What this task involves>
From the listing that follows, extract every line and set it down unaltered.

Input data>
+ + + + +

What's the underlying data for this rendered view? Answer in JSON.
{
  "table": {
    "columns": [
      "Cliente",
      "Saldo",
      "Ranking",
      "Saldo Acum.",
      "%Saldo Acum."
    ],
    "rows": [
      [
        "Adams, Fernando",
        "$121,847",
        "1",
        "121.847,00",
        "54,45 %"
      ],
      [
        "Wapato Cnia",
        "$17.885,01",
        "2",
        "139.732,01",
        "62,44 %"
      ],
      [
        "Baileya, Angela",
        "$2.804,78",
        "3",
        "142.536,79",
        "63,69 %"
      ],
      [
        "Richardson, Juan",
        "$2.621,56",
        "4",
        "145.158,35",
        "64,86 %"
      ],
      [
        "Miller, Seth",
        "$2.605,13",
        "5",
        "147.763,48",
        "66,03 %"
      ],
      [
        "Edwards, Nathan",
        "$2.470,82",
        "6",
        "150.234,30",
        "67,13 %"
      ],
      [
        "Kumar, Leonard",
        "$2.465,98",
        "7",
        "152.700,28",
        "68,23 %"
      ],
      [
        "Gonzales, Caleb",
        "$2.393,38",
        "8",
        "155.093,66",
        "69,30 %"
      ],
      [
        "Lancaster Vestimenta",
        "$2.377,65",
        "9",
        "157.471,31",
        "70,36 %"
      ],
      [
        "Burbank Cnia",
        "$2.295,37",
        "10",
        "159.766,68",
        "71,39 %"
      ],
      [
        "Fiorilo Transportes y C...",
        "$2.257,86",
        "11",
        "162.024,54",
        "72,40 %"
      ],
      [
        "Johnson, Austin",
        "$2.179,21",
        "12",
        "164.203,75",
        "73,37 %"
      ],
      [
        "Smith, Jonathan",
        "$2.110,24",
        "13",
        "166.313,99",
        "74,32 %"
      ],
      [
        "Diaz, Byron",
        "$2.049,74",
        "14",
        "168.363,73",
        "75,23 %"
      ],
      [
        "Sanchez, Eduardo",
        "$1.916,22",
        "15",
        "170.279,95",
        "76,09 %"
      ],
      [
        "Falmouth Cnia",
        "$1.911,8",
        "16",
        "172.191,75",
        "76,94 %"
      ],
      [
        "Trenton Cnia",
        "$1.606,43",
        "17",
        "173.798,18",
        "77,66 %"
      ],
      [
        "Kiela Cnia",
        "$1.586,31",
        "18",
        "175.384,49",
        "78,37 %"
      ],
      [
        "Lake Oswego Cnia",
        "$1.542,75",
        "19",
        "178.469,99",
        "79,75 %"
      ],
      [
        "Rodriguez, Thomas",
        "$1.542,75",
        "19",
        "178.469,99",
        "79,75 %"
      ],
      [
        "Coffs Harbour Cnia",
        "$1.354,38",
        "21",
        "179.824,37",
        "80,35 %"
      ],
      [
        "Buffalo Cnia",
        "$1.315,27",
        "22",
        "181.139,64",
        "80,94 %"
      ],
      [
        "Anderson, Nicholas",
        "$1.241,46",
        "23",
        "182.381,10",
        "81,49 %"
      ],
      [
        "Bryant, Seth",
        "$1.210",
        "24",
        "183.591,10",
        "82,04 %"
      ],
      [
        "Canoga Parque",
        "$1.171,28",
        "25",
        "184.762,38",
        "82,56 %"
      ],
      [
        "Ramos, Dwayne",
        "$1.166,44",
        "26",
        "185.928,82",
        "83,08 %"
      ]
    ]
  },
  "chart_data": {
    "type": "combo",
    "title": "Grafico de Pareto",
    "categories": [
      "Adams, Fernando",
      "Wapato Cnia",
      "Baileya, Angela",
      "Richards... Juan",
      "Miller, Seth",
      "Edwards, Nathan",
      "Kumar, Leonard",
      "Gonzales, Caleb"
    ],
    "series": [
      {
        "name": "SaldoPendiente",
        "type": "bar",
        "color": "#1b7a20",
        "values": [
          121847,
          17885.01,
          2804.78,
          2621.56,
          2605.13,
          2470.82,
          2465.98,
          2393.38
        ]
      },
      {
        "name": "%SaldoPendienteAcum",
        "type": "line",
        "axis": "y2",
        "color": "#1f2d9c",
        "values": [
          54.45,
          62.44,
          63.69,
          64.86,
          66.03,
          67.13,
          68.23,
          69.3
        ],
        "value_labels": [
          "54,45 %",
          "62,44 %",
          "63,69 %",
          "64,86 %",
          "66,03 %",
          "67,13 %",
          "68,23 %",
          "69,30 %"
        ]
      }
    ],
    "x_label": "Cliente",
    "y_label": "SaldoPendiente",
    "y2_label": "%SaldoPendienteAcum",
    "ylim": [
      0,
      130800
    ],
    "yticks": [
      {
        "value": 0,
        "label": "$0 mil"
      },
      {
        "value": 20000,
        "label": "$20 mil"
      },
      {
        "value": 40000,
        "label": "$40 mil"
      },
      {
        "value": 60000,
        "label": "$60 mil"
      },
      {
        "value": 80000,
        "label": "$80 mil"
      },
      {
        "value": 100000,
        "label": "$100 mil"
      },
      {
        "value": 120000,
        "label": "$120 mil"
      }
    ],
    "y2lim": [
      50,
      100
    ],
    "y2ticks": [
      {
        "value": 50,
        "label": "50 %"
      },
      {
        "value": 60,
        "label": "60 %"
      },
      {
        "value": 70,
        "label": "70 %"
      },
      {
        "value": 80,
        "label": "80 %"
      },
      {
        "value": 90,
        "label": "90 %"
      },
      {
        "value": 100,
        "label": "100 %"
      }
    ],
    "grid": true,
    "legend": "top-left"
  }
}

+ + + + +

The answer>
What's the underlying data for this rendered view? Answer in JSON.
{
  "table": {
    "columns": [
      "Cliente",
      "Saldo",
      "Ranking",
      "Saldo Acum.",
      "%Saldo Acum."
    ],
    "rows": [
      [
        "Adams, Fernando",
        "$121,847",
        "1",
        "121.847,00",
        "54,45 %"
      ],
      [
        "Wapato Cnia",
        "$17.885,01",
        "2",
        "139.732,01",
        "62,44 %"
      ],
      [
        "Baileya, Angela",
        "$2.804,78",
        "3",
        "142.536,79",
        "63,69 %"
      ],
      [
        "Richardson, Juan",
        "$2.621,56",
        "4",
        "145.158,35",
        "64,86 %"
      ],
      [
        "Miller, Seth",
        "$2.605,13",
        "5",
        "147.763,48",
        "66,03 %"
      ],
      [
        "Edwards, Nathan",
        "$2.470,82",
        "6",
        "150.234,30",
        "67,13 %"
      ],
      [
        "Kumar, Leonard",
        "$2.465,98",
        "7",
        "152.700,28",
        "68,23 %"
      ],
      [
        "Gonzales, Caleb",
        "$2.393,38",
        "8",
        "155.093,66",
        "69,30 %"
      ],
      [
        "Lancaster Vestimenta",
        "$2.377,65",
        "9",
        "157.471,31",
        "70,36 %"
      ],
      [
        "Burbank Cnia",
        "$2.295,37",
        "10",
        "159.766,68",
        "71,39 %"
      ],
      [
        "Fiorilo Transportes y C...",
        "$2.257,86",
        "11",
        "162.024,54",
        "72,40 %"
      ],
      [
        "Johnson, Austin",
        "$2.179,21",
        "12",
        "164.203,75",
        "73,37 %"
      ],
      [
        "Smith, Jonathan",
        "$2.110,24",
        "13",
        "166.313,99",
        "74,32 %"
      ],
      [
        "Diaz, Byron",
        "$2.049,74",
        "14",
        "168.363,73",
        "75,23 %"
      ],
      [
        "Sanchez, Eduardo",
        "$1.916,22",
        "15",
        "170.279,95",
        "76,09 %"
      ],
      [
        "Falmouth Cnia",
        "$1.911,8",
        "16",
        "172.191,75",
        "76,94 %"
      ],
      [
        "Trenton Cnia",
        "$1.606,43",
        "17",
        "173.798,18",
        "77,66 %"
      ],
      [
        "Kiela Cnia",
        "$1.586,31",
        "18",
        "175.384,49",
        "78,37 %"
      ],
      [
        "Lake Oswego Cnia",
        "$1.542,75",
        "19",
        "178.469,99",
        "79,75 %"
      ],
      [
        "Rodriguez, Thomas",
        "$1.542,75",
        "19",
        "178.469,99",
        "79,75 %"
      ],
      [
        "Coffs Harbour Cnia",
        "$1.354,38",
        "21",
        "179.824,37",
        "80,35 %"
      ],
      [
        "Buffalo Cnia",
        "$1.315,27",
        "22",
        "181.139,64",
        "80,94 %"
      ],
      [
        "Anderson, Nicholas",
        "$1.241,46",
        "23",
        "182.381,10",
        "81,49 %"
      ],
      [
        "Bryant, Seth",
        "$1.210",
        "24",
        "183.591,10",
        "82,04 %"
      ],
      [
        "Canoga Parque",
        "$1.171,28",
        "25",
        "184.762,38",
        "82,56 %"
      ],
      [
        "Ramos, Dwayne",
        "$1.166,44",
        "26",
        "185.928,82",
        "83,08 %"
      ]
    ]
  },
  "chart_data": {
    "type": "combo",
    "title": "Grafico de Pareto",
    "categories": [
      "Adams, Fernando",
      "Wapato Cnia",
      "Baileya, Angela",
      "Richards... Juan",
      "Miller, Seth",
      "Edwards, Nathan",
      "Kumar, Leonard",
      "Gonzales, Caleb"
    ],
    "series": [
      {
        "name": "SaldoPendiente",
        "type": "bar",
        "color": "#1b7a20",
        "values": [
          121847,
          17885.01,
          2804.78,
          2621.56,
          2605.13,
          2470.82,
          2465.98,
          2393.38
        ]
      },
      {
        "name": "%SaldoPendienteAcum",
        "type": "line",
        "axis": "y2",
        "color": "#1f2d9c",
        "values": [
          54.45,
          62.44,
          63.69,
          64.86,
          66.03,
          67.13,
          68.23,
          69.3
        ],
        "value_labels": [
          "54,45 %",
          "62,44 %",
          "63,69 %",
          "64,86 %",
          "66,03 %",
          "67,13 %",
          "68,23 %",
          "69,30 %"
        ]
      }
    ],
    "x_label": "Cliente",
    "y_label": "SaldoPendiente",
    "y2_label": "%SaldoPendienteAcum",
    "ylim": [
      0,
      130800
    ],
    "yticks": [
      {
        "value": 0,
        "label": "$0 mil"
      },
      {
        "value": 20000,
        "label": "$20 mil"
      },
      {
        "value": 40000,
        "label": "$40 mil"
      },
      {
        "value": 60000,
        "label": "$60 mil"
      },
      {
        "value": 80000,
        "label": "$80 mil"
      },
      {
        "value": 100000,
        "label": "$100 mil"
      },
      {
        "value": 120000,
        "label": "$120 mil"
      }
    ],
    "y2lim": [
      50,
      100
    ],
    "y2ticks": [
      {
        "value": 50,
        "label": "50 %"
      },
      {
        "value": 60,
        "label": "60 %"
      },
      {
        "value": 70,
        "label": "70 %"
      },
      {
        "value": 80,
        "label": "80 %"
      },
      {
        "value": 90,
        "label": "90 %"
      },
      {
        "value": 100,
        "label": "100 %"
      }
    ],
    "grid": true,
    "legend": "top-left"
  }
}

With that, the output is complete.